**QUOTED TEXT**
** BEGIN **

John, welcome!
Having cut several focus blocks out of microscopes, I'd highly recommend incorporating one into your rig for stacking movement. (An additional screw drive on the same axis is also helpful for rough positioning, and plenty of people use one for stacking movement--but it's hard to beat a microscope focus block for fine work).
But is the block in your Swift M3200 block a good choice? From what I'm seeing online, I don't think so. (Correct me if I'm wrong--I don't have personal experience with Swift models). The value of the scope seems appropriate for dissection--sub $200, if my quick eBay search is any guide. But if the brochure I'm looking at is correct for your model, the fine and coarse focus knobs are not coaxial. What you want is a focus block with coaxial coarse and fine knobs, with the fine adjustment running the entire length of the block's movement. Then you can use the fine control for stacking, and the coarse control for returning your rig to starting position. You can probably also remove one of the fine focus knobs and couple a motor to the rod underneath it. Many Nikon and Olympus are good candidates.

** END **

**AIM 1**
Rewrite the listing from its first line through the line with "axes (206, 135, 710, 514)", changing "callout-text" to "note-text" and leaving everything else as it is.
**AIM 2**
Continue the reply about microscope focus blocks for stacking rigs from its last sentence.

**DATA LISTING**
** BEGIN **

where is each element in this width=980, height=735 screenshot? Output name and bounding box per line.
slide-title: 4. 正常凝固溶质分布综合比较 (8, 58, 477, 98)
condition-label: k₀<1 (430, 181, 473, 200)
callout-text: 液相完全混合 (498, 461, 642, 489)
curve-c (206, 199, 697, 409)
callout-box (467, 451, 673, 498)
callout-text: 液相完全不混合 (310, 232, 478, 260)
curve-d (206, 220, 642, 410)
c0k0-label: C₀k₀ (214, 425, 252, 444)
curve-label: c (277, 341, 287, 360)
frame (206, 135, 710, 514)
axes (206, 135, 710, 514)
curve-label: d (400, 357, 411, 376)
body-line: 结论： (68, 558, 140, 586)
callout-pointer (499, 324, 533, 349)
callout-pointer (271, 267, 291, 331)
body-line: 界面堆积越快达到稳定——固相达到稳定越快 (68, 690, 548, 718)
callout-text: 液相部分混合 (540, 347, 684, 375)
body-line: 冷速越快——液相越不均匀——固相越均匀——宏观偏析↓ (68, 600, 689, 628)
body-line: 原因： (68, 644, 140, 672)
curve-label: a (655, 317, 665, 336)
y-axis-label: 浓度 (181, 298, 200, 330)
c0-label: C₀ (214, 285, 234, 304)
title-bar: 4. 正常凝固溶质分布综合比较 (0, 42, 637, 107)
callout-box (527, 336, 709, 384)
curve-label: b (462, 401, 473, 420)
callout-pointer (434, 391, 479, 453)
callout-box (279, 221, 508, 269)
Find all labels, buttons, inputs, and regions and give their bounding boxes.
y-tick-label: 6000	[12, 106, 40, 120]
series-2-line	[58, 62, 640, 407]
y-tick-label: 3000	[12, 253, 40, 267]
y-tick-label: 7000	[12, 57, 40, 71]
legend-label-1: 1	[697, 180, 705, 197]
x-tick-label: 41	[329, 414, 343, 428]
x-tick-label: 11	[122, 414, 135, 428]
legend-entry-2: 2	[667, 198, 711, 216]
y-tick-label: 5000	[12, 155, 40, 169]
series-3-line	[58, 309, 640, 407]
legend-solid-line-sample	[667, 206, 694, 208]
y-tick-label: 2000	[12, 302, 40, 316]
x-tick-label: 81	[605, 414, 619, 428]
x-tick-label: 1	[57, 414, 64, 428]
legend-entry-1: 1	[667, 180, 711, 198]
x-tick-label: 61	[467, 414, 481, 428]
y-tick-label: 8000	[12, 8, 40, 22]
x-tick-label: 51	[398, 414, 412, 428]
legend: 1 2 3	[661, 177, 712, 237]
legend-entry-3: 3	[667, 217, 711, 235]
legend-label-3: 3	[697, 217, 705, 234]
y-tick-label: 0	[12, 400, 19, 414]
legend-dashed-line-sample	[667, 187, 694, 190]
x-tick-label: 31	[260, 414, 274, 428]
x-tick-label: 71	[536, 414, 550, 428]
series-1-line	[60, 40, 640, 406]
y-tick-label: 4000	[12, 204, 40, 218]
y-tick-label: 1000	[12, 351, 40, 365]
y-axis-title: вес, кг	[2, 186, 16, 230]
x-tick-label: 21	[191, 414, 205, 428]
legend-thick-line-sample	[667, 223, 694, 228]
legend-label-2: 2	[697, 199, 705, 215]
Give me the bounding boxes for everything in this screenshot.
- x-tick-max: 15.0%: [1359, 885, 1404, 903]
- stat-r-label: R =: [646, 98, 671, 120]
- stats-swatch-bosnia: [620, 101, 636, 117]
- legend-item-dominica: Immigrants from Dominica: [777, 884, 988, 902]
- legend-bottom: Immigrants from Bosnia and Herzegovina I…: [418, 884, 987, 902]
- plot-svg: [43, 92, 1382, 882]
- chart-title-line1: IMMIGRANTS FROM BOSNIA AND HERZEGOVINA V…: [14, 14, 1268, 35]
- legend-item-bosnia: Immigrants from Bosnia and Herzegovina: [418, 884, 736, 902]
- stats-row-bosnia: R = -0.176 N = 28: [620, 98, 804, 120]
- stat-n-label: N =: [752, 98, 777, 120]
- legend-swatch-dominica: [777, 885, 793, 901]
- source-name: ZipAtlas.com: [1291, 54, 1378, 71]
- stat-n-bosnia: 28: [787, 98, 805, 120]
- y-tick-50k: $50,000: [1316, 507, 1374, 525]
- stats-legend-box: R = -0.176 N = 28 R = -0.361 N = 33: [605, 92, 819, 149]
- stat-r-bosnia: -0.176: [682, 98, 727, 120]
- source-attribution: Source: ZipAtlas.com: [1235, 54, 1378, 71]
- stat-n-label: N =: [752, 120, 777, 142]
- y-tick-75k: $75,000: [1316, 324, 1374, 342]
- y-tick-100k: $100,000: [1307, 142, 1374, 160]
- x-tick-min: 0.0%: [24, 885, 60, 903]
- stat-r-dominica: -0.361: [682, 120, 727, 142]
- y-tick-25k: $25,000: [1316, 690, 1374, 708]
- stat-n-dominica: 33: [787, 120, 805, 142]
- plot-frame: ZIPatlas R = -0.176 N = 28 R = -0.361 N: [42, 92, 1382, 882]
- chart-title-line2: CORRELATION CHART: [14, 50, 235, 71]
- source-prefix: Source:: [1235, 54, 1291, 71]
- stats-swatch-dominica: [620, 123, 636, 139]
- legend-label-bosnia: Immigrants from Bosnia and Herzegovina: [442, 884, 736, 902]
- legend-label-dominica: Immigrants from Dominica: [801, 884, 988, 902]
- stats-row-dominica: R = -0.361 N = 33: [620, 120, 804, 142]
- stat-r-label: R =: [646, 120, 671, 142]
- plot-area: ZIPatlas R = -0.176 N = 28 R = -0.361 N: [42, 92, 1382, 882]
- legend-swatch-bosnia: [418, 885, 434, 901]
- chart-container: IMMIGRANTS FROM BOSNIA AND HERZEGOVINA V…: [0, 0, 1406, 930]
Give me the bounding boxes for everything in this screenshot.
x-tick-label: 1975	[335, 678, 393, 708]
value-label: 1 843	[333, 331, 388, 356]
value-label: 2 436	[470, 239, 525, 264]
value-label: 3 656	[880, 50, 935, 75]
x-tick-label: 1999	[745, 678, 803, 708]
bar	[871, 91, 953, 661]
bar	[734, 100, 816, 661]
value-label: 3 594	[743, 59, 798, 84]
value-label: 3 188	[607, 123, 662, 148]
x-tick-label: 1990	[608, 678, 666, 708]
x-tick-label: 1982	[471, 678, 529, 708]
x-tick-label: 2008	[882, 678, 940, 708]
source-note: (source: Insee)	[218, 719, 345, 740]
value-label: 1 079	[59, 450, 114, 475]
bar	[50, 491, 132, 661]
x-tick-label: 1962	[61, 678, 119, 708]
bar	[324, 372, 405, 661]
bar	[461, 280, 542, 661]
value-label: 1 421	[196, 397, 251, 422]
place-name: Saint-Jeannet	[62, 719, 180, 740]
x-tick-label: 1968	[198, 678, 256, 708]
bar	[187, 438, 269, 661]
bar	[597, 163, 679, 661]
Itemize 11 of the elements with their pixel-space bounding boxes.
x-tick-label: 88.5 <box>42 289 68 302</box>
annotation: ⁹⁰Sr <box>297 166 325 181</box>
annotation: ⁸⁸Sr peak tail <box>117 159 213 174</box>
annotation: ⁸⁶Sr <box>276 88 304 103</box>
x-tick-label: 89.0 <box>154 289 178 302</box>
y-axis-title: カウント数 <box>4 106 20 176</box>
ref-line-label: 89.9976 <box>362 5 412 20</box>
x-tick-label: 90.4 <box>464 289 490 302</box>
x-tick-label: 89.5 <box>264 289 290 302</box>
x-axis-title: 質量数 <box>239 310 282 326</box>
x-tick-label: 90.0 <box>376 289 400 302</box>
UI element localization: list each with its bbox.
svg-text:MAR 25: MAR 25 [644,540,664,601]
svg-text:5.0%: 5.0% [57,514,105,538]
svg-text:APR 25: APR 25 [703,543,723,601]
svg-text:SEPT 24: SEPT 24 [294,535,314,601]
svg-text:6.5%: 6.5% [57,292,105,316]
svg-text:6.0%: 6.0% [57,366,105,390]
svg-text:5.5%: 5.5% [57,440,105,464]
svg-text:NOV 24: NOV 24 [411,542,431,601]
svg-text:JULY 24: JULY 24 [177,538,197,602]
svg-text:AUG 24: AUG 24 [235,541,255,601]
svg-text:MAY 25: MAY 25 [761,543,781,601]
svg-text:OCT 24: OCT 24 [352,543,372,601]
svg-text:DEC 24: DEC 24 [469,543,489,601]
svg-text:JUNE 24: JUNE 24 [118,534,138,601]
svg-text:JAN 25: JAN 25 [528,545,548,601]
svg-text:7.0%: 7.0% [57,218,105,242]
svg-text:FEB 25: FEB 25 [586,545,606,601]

** END **

**WRITTEN ANSWER 1**
where is each element in this width=980, height=735 screenshot? Output name and bounding box per line.
slide-title: 4. 正常凝固溶质分布综合比较 (8, 58, 477, 98)
condition-label: k₀<1 (430, 181, 473, 200)
note-text: 液相完全混合 (498, 461, 642, 489)
curve-c (206, 199, 697, 409)
callout-box (467, 451, 673, 498)
note-text: 液相完全不混合 (310, 232, 478, 260)
curve-d (206, 220, 642, 410)
c0k0-label: C₀k₀ (214, 425, 252, 444)
curve-label: c (277, 341, 287, 360)
frame (206, 135, 710, 514)
axes (206, 135, 710, 514)

**WRITTEN ANSWER 2**
Regarding stepping motors: Since a good, off-the-shelf stepping motor can be had for something around $15--ordered to spec with the characteristics of your choice--it's hard to justify compromising much to repurpose an old one. My motor is a Kysan 1040071. It lists at $15.50 and has 0.9 degree full steps--so 400 steps per rotation. Shipping did add to that price, and it took a while--so you might check out suppliers closer to home.
Must agree with Pau that the optical arrangment you show seems very odd. Are you really shooting through both objective and eyepiece, all on extension? What happens if you place the objective alone on that extension? You might well get rather bad chromatic aberration (I don't know if Swift objectives rely on the eyepiece for correcting CA, but suspect that they do). Or it might work.
Cheers!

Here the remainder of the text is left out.